Please write out the material that follows, exactly as it stands.

─── Data for the task

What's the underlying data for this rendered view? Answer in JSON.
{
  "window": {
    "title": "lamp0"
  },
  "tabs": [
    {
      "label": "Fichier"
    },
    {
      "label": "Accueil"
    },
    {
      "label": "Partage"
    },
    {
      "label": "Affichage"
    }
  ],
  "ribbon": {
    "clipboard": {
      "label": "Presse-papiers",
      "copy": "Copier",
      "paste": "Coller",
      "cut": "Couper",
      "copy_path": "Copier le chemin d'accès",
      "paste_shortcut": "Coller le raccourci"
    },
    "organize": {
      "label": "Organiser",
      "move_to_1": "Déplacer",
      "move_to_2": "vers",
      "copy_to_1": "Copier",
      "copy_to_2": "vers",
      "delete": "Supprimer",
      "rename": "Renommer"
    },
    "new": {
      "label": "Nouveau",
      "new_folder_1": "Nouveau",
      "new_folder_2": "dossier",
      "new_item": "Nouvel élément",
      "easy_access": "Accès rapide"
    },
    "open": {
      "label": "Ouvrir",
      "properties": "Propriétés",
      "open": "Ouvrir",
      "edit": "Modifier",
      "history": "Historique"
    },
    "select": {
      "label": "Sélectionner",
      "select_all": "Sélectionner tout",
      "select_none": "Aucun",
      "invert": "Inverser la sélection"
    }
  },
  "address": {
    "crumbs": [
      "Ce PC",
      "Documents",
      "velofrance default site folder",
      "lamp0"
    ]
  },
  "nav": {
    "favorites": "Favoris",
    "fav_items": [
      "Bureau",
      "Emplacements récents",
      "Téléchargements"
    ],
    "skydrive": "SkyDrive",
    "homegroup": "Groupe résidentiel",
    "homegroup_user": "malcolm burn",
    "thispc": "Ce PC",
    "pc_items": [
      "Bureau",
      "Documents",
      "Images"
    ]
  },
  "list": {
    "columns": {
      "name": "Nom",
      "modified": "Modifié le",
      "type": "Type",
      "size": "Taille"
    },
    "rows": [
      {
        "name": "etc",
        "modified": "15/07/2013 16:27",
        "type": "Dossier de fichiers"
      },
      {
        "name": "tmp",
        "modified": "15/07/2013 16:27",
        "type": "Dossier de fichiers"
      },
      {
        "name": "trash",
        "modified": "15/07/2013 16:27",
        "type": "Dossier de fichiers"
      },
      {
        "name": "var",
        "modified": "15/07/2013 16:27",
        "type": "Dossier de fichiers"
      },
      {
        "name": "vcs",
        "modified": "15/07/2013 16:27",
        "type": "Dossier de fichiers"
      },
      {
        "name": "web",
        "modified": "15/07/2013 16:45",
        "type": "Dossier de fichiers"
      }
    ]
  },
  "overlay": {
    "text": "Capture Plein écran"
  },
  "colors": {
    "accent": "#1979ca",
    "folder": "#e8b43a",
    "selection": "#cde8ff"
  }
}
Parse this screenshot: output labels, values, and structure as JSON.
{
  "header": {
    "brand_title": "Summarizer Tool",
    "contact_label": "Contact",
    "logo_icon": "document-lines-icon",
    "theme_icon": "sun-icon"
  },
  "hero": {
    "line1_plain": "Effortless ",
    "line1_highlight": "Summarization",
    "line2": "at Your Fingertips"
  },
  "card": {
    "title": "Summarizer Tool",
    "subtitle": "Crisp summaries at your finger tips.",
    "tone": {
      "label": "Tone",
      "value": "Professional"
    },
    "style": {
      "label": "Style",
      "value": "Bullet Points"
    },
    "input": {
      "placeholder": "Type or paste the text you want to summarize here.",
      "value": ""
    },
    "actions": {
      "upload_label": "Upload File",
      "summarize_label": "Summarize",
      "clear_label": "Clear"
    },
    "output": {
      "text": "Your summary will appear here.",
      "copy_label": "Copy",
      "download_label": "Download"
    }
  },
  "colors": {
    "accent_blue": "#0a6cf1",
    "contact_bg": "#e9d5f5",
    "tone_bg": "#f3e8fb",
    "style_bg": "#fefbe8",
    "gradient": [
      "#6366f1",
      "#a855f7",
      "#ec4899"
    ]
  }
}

──────

• **Expected answer**:
What's the underlying data for this rendered view? Answer in JSON.
{
  "window": {
    "title": "lamp0"
  },
  "tabs": [
    {
      "label": "Fichier"
    },
    {
      "label": "Accueil"
    },
    {
      "label": "Partage"
    },
    {
      "label": "Affichage"
    }
  ],
  "ribbon": {
    "clipboard": {
      "label": "Presse-papiers",
      "copy": "Copier",
      "paste": "Coller",
      "cut": "Couper",
      "copy_path": "Copier le chemin d'accès",
      "paste_shortcut": "Coller le raccourci"
    },
    "organize": {
      "label": "Organiser",
      "move_to_1": "Déplacer",
      "move_to_2": "vers",
      "copy_to_1": "Copier",
      "copy_to_2": "vers",
      "delete": "Supprimer",
      "rename": "Renommer"
    },
    "new": {
      "label": "Nouveau",
      "new_folder_1": "Nouveau",
      "new_folder_2": "dossier",
      "new_item": "Nouvel élément",
      "easy_access": "Accès rapide"
    },
    "open": {
      "label": "Ouvrir",
      "properties": "Propriétés",
      "open": "Ouvrir",
      "edit": "Modifier",
      "history": "Historique"
    },
    "select": {
      "label": "Sélectionner",
      "select_all": "Sélectionner tout",
      "select_none": "Aucun",
      "invert": "Inverser la sélection"
    }
  },
  "address": {
    "crumbs": [
      "Ce PC",
      "Documents",
      "velofrance default site folder",
      "lamp0"
    ]
  },
  "nav": {
    "favorites": "Favoris",
    "fav_items": [
      "Bureau",
      "Emplacements récents",
      "Téléchargements"
    ],
    "skydrive": "SkyDrive",
    "homegroup": "Groupe résidentiel",
    "homegroup_user": "malcolm burn",
    "thispc": "Ce PC",
    "pc_items": [
      "Bureau",
      "Documents",
      "Images"
    ]
  },
  "list": {
    "columns": {
      "name": "Nom",
      "modified": "Modifié le",
      "type": "Type",
      "size": "Taille"
    },
    "rows": [
      {
        "name": "etc",
        "modified": "15/07/2013 16:27",
        "type": "Dossier de fichiers"
      },
      {
        "name": "tmp",
        "modified": "15/07/2013 16:27",
        "type": "Dossier de fichiers"
      },
      {
        "name": "trash",
        "modified": "15/07/2013 16:27",
        "type": "Dossier de fichiers"
      },
      {
        "name": "var",
        "modified": "15/07/2013 16:27",
        "type": "Dossier de fichiers"
      },
      {
        "name": "vcs",
        "modified": "15/07/2013 16:27",
        "type": "Dossier de fichiers"
      },
      {
        "name": "web",
        "modified": "15/07/2013 16:45",
        "type": "Dossier de fichiers"
      }
    ]
  },
  "overlay": {
    "text": "Capture Plein écran"
  },
  "colors": {
    "accent": "#1979ca",
    "folder": "#e8b43a",
    "selection": "#cde8ff"
  }
}
Parse this screenshot: output labels, values, and structure as JSON.
{
  "header": {
    "brand_title": "Summarizer Tool",
    "contact_label": "Contact",
    "logo_icon": "document-lines-icon",
    "theme_icon": "sun-icon"
  },
  "hero": {
    "line1_plain": "Effortless ",
    "line1_highlight": "Summarization",
    "line2": "at Your Fingertips"
  },
  "card": {
    "title": "Summarizer Tool",
    "subtitle": "Crisp summaries at your finger tips.",
    "tone": {
      "label": "Tone",
      "value": "Professional"
    },
    "style": {
      "label": "Style",
      "value": "Bullet Points"
    },
    "input": {
      "placeholder": "Type or paste the text you want to summarize here.",
      "value": ""
    },
    "actions": {
      "upload_label": "Upload File",
      "summarize_label": "Summarize",
      "clear_label": "Clear"
    },
    "output": {
      "text": "Your summary will appear here.",
      "copy_label": "Copy",
      "download_label": "Download"
    }
  },
  "colors": {
    "accent_blue": "#0a6cf1",
    "contact_bg": "#e9d5f5",
    "tone_bg": "#f3e8fb",
    "style_bg": "#fefbe8",
    "gradient": [
      "#6366f1",
      "#a855f7",
      "#ec4899"
    ]
  }
}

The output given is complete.